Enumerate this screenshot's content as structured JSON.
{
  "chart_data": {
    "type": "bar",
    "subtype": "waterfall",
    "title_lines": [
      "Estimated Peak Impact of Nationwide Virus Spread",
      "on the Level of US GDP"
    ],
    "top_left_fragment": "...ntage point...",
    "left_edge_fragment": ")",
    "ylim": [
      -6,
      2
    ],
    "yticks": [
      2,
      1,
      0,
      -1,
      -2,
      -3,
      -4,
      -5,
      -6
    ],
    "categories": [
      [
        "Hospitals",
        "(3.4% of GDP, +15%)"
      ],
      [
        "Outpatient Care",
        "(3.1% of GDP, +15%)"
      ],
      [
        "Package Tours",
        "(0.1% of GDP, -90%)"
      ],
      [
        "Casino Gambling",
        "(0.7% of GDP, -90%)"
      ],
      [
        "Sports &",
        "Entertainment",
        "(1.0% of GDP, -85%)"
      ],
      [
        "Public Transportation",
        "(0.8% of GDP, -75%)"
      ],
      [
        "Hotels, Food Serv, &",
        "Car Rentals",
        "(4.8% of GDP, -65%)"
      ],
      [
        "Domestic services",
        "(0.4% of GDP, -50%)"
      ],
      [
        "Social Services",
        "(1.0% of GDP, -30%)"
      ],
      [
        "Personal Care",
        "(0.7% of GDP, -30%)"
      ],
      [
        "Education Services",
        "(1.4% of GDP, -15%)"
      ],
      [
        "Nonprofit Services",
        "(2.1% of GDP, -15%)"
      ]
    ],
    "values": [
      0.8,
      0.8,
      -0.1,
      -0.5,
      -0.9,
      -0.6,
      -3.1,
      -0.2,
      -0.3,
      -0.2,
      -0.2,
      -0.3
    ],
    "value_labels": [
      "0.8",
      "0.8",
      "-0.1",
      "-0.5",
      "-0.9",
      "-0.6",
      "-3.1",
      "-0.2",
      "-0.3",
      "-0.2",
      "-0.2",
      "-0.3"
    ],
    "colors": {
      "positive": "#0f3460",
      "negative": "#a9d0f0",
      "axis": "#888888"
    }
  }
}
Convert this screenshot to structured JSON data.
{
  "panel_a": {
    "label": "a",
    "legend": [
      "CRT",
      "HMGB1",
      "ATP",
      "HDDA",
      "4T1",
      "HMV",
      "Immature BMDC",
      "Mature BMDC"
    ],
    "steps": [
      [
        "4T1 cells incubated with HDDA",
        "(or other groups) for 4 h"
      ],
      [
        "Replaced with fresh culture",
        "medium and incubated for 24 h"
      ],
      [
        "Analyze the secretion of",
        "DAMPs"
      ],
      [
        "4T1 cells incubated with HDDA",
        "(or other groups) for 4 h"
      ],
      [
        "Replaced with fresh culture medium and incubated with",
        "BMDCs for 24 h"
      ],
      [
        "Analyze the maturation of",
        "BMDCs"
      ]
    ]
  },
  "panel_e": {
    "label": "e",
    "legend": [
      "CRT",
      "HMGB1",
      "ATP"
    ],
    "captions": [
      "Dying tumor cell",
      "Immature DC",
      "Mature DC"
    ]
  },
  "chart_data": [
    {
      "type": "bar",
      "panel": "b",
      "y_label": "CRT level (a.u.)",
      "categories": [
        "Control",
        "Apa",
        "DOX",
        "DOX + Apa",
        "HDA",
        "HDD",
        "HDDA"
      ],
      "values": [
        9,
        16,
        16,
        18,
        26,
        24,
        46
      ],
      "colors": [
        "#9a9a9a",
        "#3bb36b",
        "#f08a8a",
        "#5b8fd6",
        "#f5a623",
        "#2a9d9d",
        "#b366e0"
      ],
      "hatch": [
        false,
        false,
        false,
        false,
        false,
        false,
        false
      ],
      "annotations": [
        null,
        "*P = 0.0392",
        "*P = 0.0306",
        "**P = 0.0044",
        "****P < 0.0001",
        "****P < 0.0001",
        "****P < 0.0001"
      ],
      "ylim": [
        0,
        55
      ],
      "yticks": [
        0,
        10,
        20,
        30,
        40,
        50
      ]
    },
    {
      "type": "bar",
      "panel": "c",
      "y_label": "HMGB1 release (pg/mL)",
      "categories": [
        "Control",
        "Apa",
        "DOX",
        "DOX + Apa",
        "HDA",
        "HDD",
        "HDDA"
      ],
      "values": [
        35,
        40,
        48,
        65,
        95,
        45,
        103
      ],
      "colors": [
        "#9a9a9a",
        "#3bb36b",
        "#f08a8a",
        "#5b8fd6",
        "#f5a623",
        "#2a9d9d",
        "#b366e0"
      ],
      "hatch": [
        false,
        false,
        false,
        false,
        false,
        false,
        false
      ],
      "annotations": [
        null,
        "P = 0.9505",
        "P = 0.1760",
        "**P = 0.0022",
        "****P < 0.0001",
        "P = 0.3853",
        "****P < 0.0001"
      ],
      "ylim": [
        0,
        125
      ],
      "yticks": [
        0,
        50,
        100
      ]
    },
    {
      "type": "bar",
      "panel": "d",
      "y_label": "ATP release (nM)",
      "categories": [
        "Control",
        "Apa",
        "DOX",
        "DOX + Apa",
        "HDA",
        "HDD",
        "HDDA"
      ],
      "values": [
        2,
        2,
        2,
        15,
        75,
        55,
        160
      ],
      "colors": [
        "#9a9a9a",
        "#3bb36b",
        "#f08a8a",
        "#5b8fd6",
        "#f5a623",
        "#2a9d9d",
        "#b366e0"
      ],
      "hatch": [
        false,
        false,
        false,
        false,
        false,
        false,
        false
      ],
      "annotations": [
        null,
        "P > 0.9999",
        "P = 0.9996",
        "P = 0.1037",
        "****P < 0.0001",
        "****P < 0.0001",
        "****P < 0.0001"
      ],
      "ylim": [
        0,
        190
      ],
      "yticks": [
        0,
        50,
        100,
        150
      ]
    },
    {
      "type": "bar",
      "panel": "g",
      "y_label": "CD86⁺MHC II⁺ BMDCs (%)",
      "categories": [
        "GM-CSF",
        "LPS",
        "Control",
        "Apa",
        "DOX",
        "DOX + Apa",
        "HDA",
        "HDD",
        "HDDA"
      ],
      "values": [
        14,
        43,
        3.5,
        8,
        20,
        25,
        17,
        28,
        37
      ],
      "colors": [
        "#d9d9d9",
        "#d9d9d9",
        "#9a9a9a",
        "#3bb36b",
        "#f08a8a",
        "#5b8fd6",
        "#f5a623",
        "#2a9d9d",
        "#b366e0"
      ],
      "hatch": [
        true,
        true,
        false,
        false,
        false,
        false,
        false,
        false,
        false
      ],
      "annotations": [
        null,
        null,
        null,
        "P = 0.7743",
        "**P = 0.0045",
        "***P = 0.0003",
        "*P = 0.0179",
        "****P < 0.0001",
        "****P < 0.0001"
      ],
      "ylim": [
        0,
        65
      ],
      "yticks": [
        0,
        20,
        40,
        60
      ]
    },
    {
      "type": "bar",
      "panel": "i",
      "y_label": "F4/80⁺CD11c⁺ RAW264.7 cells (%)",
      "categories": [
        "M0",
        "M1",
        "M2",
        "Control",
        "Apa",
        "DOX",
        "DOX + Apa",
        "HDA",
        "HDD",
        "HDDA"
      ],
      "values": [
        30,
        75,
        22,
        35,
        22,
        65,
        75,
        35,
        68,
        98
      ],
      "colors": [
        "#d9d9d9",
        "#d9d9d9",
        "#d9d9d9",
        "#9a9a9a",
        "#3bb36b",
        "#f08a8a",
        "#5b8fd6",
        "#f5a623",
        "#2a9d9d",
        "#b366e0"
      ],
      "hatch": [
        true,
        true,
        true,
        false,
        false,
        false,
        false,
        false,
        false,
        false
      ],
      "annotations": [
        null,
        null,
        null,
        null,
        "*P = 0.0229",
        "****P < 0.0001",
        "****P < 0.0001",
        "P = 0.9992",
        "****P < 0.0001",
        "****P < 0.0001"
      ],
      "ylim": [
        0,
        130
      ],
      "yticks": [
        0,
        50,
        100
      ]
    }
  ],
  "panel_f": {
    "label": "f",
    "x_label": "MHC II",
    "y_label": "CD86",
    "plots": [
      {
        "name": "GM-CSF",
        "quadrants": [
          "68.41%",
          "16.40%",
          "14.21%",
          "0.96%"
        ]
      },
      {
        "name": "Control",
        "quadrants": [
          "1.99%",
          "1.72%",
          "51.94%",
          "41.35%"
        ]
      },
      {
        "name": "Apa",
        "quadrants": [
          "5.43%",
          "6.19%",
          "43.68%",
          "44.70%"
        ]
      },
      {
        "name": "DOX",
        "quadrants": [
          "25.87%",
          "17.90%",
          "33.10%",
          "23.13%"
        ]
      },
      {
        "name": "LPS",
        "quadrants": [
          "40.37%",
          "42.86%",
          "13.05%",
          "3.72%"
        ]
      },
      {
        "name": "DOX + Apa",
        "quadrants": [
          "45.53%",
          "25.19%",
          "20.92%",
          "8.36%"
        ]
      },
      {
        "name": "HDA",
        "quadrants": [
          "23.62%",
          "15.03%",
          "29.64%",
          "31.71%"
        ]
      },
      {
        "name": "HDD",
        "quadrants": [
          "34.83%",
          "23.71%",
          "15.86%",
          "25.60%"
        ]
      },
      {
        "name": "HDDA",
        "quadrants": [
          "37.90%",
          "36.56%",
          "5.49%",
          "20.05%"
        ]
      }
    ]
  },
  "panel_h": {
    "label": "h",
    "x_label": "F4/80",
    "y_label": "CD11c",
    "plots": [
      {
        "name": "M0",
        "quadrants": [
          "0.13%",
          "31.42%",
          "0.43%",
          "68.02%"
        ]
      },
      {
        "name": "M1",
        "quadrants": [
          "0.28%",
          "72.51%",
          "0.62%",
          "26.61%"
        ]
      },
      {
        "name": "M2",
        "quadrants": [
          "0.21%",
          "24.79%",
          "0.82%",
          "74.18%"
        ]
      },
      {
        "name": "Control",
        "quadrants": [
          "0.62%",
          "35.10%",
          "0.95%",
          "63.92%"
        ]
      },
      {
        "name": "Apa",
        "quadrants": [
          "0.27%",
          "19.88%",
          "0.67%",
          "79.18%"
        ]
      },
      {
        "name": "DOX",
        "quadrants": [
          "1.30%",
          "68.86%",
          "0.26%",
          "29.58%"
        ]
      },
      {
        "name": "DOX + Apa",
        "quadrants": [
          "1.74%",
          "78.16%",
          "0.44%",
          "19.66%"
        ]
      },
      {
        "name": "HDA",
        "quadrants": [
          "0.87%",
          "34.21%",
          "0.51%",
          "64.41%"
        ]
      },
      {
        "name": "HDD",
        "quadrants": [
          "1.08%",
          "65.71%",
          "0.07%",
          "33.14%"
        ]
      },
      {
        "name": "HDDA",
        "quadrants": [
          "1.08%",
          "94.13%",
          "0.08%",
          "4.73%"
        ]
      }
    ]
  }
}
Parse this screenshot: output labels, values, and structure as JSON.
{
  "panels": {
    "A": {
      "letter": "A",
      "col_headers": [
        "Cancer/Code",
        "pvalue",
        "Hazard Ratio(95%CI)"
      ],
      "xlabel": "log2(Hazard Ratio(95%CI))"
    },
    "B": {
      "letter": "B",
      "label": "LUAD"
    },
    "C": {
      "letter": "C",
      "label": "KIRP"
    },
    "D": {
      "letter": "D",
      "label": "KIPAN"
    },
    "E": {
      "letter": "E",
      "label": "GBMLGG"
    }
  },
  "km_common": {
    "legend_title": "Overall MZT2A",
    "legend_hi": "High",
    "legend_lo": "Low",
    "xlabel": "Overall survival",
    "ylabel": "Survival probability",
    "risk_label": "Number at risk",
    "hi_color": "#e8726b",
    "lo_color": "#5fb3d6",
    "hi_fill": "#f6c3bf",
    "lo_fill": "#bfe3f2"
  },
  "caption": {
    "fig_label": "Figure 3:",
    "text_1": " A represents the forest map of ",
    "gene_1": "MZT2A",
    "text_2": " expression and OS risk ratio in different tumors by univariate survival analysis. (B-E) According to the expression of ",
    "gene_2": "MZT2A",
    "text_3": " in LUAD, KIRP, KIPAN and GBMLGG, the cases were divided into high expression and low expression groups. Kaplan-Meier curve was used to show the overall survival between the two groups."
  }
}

Requirement
Copy out exactly the line that holds "Parse this screenshot: output" and all remaining lines of the listing, both the first and the last included.

Exercise answer
Parse this screenshot: output labels, values, and structure as JSON.
{
  "panels": {
    "A": {
      "letter": "A",
      "col_headers": [
        "Cancer/Code",
        "pvalue",
        "Hazard Ratio(95%CI)"
      ],
      "xlabel": "log2(Hazard Ratio(95%CI))"
    },
    "B": {
      "letter": "B",
      "label": "LUAD"
    },
    "C": {
      "letter": "C",
      "label": "KIRP"
    },
    "D": {
      "letter": "D",
      "label": "KIPAN"
    },
    "E": {
      "letter": "E",
      "label": "GBMLGG"
    }
  },
  "km_common": {
    "legend_title": "Overall MZT2A",
    "legend_hi": "High",
    "legend_lo": "Low",
    "xlabel": "Overall survival",
    "ylabel": "Survival probability",
    "risk_label": "Number at risk",
    "hi_color": "#e8726b",
    "lo_color": "#5fb3d6",
    "hi_fill": "#f6c3bf",
    "lo_fill": "#bfe3f2"
  },
  "caption": {
    "fig_label": "Figure 3:",
    "text_1": " A represents the forest map of ",
    "gene_1": "MZT2A",
    "text_2": " expression and OS risk ratio in different tumors by univariate survival analysis. (B-E) According to the expression of ",
    "gene_2": "MZT2A",
    "text_3": " in LUAD, KIRP, KIPAN and GBMLGG, the cases were divided into high expression and low expression groups. Kaplan-Meier curve was used to show the overall survival between the two groups."
  }
}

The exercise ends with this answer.